**Provided data:**

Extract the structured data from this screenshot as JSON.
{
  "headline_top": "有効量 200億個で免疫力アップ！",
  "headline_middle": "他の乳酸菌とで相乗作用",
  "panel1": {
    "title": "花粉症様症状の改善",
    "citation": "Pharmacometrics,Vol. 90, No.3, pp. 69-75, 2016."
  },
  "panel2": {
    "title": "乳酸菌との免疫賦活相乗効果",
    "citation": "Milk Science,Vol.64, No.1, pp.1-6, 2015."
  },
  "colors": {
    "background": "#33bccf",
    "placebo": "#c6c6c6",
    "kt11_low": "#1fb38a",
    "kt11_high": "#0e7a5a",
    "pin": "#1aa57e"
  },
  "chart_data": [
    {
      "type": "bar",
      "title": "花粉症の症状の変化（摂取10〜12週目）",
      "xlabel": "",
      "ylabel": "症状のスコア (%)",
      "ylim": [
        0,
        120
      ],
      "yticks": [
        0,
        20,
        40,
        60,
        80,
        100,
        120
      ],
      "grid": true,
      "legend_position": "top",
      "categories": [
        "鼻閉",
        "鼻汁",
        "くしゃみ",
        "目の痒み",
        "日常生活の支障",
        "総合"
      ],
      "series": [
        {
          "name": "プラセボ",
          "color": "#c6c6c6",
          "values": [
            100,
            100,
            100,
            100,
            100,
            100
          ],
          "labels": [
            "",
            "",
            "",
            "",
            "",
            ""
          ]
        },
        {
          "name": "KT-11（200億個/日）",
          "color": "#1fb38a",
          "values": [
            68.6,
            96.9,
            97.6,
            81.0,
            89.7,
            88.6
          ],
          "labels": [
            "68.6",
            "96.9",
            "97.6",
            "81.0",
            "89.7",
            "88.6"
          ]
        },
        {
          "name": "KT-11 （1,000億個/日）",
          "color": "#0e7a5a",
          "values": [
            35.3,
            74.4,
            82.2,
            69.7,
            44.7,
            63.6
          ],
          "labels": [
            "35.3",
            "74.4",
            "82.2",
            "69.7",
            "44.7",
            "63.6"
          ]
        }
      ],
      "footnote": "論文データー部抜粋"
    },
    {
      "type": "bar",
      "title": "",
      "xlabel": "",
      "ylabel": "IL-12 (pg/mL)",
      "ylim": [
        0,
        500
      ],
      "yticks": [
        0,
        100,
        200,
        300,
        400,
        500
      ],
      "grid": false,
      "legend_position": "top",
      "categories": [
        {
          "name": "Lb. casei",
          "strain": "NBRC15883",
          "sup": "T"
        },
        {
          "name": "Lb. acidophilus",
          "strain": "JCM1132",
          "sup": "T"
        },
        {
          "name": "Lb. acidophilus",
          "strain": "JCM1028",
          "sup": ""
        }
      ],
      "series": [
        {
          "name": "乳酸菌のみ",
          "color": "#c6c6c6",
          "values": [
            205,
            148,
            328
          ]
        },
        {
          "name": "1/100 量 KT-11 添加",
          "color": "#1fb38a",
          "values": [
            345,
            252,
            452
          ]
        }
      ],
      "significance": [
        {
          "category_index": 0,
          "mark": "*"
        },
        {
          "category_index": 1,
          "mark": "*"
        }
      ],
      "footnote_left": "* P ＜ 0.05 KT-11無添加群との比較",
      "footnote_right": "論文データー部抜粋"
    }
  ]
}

**Written instruction:** Retype every entry above, word for word.

**Problem solution:**
Extract the structured data from this screenshot as JSON.
{
  "headline_top": "有効量 200億個で免疫力アップ！",
  "headline_middle": "他の乳酸菌とで相乗作用",
  "panel1": {
    "title": "花粉症様症状の改善",
    "citation": "Pharmacometrics,Vol. 90, No.3, pp. 69-75, 2016."
  },
  "panel2": {
    "title": "乳酸菌との免疫賦活相乗効果",
    "citation": "Milk Science,Vol.64, No.1, pp.1-6, 2015."
  },
  "colors": {
    "background": "#33bccf",
    "placebo": "#c6c6c6",
    "kt11_low": "#1fb38a",
    "kt11_high": "#0e7a5a",
    "pin": "#1aa57e"
  },
  "chart_data": [
    {
      "type": "bar",
      "title": "花粉症の症状の変化（摂取10〜12週目）",
      "xlabel": "",
      "ylabel": "症状のスコア (%)",
      "ylim": [
        0,
        120
      ],
      "yticks": [
        0,
        20,
        40,
        60,
        80,
        100,
        120
      ],
      "grid": true,
      "legend_position": "top",
      "categories": [
        "鼻閉",
        "鼻汁",
        "くしゃみ",
        "目の痒み",
        "日常生活の支障",
        "総合"
      ],
      "series": [
        {
          "name": "プラセボ",
          "color": "#c6c6c6",
          "values": [
            100,
            100,
            100,
            100,
            100,
            100
          ],
          "labels": [
            "",
            "",
            "",
            "",
            "",
            ""
          ]
        },
        {
          "name": "KT-11（200億個/日）",
          "color": "#1fb38a",
          "values": [
            68.6,
            96.9,
            97.6,
            81.0,
            89.7,
            88.6
          ],
          "labels": [
            "68.6",
            "96.9",
            "97.6",
            "81.0",
            "89.7",
            "88.6"
          ]
        },
        {
          "name": "KT-11 （1,000億個/日）",
          "color": "#0e7a5a",
          "values": [
            35.3,
            74.4,
            82.2,
            69.7,
            44.7,
            63.6
          ],
          "labels": [
            "35.3",
            "74.4",
            "82.2",
            "69.7",
            "44.7",
            "63.6"
          ]
        }
      ],
      "footnote": "論文データー部抜粋"
    },
    {
      "type": "bar",
      "title": "",
      "xlabel": "",
      "ylabel": "IL-12 (pg/mL)",
      "ylim": [
        0,
        500
      ],
      "yticks": [
        0,
        100,
        200,
        300,
        400,
        500
      ],
      "grid": false,
      "legend_position": "top",
      "categories": [
        {
          "name": "Lb. casei",
          "strain": "NBRC15883",
          "sup": "T"
        },
        {
          "name": "Lb. acidophilus",
          "strain": "JCM1132",
          "sup": "T"
        },
        {
          "name": "Lb. acidophilus",
          "strain": "JCM1028",
          "sup": ""
        }
      ],
      "series": [
        {
          "name": "乳酸菌のみ",
          "color": "#c6c6c6",
          "values": [
            205,
            148,
            328
          ]
        },
        {
          "name": "1/100 量 KT-11 添加",
          "color": "#1fb38a",
          "values": [
            345,
            252,
            452
          ]
        }
      ],
      "significance": [
        {
          "category_index": 0,
          "mark": "*"
        },
        {
          "category_index": 1,
          "mark": "*"
        }
      ],
      "footnote_left": "* P ＜ 0.05 KT-11無添加群との比較",
      "footnote_right": "論文データー部抜粋"
    }
  ]
}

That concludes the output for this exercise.